# [WHAT TO DO]
Please repeat all of the lines that follow, exactly as written.

# [GIVEN DATA]
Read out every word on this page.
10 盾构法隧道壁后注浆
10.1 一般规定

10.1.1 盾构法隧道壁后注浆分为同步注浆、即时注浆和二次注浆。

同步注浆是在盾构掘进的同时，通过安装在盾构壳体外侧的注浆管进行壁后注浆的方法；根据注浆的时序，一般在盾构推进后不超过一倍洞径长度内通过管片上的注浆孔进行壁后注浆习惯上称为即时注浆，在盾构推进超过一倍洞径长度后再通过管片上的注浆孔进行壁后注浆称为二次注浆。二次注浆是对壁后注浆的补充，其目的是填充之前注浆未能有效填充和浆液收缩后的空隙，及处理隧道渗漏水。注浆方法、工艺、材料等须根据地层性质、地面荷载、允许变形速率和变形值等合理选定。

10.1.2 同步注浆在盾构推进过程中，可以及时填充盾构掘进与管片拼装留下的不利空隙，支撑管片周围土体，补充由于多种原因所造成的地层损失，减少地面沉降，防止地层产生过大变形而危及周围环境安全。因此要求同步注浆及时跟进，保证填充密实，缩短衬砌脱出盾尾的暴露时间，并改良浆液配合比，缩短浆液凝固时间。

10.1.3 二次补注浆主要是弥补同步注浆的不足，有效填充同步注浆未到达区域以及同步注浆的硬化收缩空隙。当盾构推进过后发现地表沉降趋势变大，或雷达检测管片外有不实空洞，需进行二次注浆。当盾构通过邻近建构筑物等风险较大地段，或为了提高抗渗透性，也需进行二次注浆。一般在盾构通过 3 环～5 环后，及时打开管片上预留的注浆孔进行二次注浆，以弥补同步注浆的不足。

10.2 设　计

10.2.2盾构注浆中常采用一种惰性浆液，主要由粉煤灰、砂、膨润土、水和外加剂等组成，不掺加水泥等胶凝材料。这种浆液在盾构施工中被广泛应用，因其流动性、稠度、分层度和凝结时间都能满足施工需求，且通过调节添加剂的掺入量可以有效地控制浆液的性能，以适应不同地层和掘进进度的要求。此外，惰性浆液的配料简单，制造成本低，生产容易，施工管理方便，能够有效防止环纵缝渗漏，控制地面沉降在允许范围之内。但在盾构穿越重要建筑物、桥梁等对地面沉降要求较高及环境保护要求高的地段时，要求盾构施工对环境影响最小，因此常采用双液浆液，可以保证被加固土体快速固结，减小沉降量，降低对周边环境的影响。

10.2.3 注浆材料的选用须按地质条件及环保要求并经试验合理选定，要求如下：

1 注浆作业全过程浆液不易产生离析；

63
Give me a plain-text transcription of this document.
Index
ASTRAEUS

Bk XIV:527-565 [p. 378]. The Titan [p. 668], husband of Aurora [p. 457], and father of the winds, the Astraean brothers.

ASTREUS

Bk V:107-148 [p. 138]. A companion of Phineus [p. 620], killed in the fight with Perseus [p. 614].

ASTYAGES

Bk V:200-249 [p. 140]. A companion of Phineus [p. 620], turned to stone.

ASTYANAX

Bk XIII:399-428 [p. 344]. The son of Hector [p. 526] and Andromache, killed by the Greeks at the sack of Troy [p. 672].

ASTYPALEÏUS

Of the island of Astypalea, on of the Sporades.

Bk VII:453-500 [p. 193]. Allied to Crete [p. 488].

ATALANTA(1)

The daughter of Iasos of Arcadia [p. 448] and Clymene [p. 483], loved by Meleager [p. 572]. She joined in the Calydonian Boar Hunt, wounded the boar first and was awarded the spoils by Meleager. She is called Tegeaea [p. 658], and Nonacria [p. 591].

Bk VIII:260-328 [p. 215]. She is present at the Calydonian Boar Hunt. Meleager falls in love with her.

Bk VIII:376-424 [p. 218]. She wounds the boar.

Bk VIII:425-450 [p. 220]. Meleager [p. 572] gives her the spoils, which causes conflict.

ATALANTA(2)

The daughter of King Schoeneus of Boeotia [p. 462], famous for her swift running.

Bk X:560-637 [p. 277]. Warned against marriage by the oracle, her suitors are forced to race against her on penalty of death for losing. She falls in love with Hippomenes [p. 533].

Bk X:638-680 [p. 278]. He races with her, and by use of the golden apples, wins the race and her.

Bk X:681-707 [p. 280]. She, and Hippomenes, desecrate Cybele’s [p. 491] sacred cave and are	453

# [OUTPUT BELOW]
Read out every word on this page.
10 盾构法隧道壁后注浆
10.1 一般规定

10.1.1 盾构法隧道壁后注浆分为同步注浆、即时注浆和二次注浆。

同步注浆是在盾构掘进的同时，通过安装在盾构壳体外侧的注浆管进行壁后注浆的方法；根据注浆的时序，一般在盾构推进后不超过一倍洞径长度内通过管片上的注浆孔进行壁后注浆习惯上称为即时注浆，在盾构推进超过一倍洞径长度后再通过管片上的注浆孔进行壁后注浆称为二次注浆。二次注浆是对壁后注浆的补充，其目的是填充之前注浆未能有效填充和浆液收缩后的空隙，及处理隧道渗漏水。注浆方法、工艺、材料等须根据地层性质、地面荷载、允许变形速率和变形值等合理选定。

10.1.2 同步注浆在盾构推进过程中，可以及时填充盾构掘进与管片拼装留下的不利空隙，支撑管片周围土体，补充由于多种原因所造成的地层损失，减少地面沉降，防止地层产生过大变形而危及周围环境安全。因此要求同步注浆及时跟进，保证填充密实，缩短衬砌脱出盾尾的暴露时间，并改良浆液配合比，缩短浆液凝固时间。

10.1.3 二次补注浆主要是弥补同步注浆的不足，有效填充同步注浆未到达区域以及同步注浆的硬化收缩空隙。当盾构推进过后发现地表沉降趋势变大，或雷达检测管片外有不实空洞，需进行二次注浆。当盾构通过邻近建构筑物等风险较大地段，或为了提高抗渗透性，也需进行二次注浆。一般在盾构通过 3 环～5 环后，及时打开管片上预留的注浆孔进行二次注浆，以弥补同步注浆的不足。

10.2 设　计

10.2.2盾构注浆中常采用一种惰性浆液，主要由粉煤灰、砂、膨润土、水和外加剂等组成，不掺加水泥等胶凝材料。这种浆液在盾构施工中被广泛应用，因其流动性、稠度、分层度和凝结时间都能满足施工需求，且通过调节添加剂的掺入量可以有效地控制浆液的性能，以适应不同地层和掘进进度的要求。此外，惰性浆液的配料简单，制造成本低，生产容易，施工管理方便，能够有效防止环纵缝渗漏，控制地面沉降在允许范围之内。但在盾构穿越重要建筑物、桥梁等对地面沉降要求较高及环境保护要求高的地段时，要求盾构施工对环境影响最小，因此常采用双液浆液，可以保证被加固土体快速固结，减小沉降量，降低对周边环境的影响。

10.2.3 注浆材料的选用须按地质条件及环保要求并经试验合理选定，要求如下：

1 注浆作业全过程浆液不易产生离析；

63
Give me a plain-text transcription of this document.
Index
ASTRAEUS

Bk XIV:527-565 [p. 378]. The Titan [p. 668], husband of Aurora [p. 457], and father of the winds, the Astraean brothers.

ASTREUS

Bk V:107-148 [p. 138]. A companion of Phineus [p. 620], killed in the fight with Perseus [p. 614].

ASTYAGES

Bk V:200-249 [p. 140]. A companion of Phineus [p. 620], turned to stone.

ASTYANAX

Bk XIII:399-428 [p. 344]. The son of Hector [p. 526] and Andromache, killed by the Greeks at the sack of Troy [p. 672].

ASTYPALEÏUS

Of the island of Astypalea, on of the Sporades.

Bk VII:453-500 [p. 193]. Allied to Crete [p. 488].

ATALANTA(1)

The daughter of Iasos of Arcadia [p. 448] and Clymene [p. 483], loved by Meleager [p. 572]. She joined in the Calydonian Boar Hunt, wounded the boar first and was awarded the spoils by Meleager. She is called Tegeaea [p. 658], and Nonacria [p. 591].

Bk VIII:260-328 [p. 215]. She is present at the Calydonian Boar Hunt. Meleager falls in love with her.

Bk VIII:376-424 [p. 218]. She wounds the boar.

Bk VIII:425-450 [p. 220]. Meleager [p. 572] gives her the spoils, which causes conflict.

ATALANTA(2)

The daughter of King Schoeneus of Boeotia [p. 462], famous for her swift running.

Bk X:560-637 [p. 277]. Warned against marriage by the oracle, her suitors are forced to race against her on penalty of death for losing. She falls in love with Hippomenes [p. 533].

Bk X:638-680 [p. 278]. He races with her, and by use of the golden apples, wins the race and her.

Bk X:681-707 [p. 280]. She, and Hippomenes, desecrate Cybele’s [p. 491] sacred cave and are	453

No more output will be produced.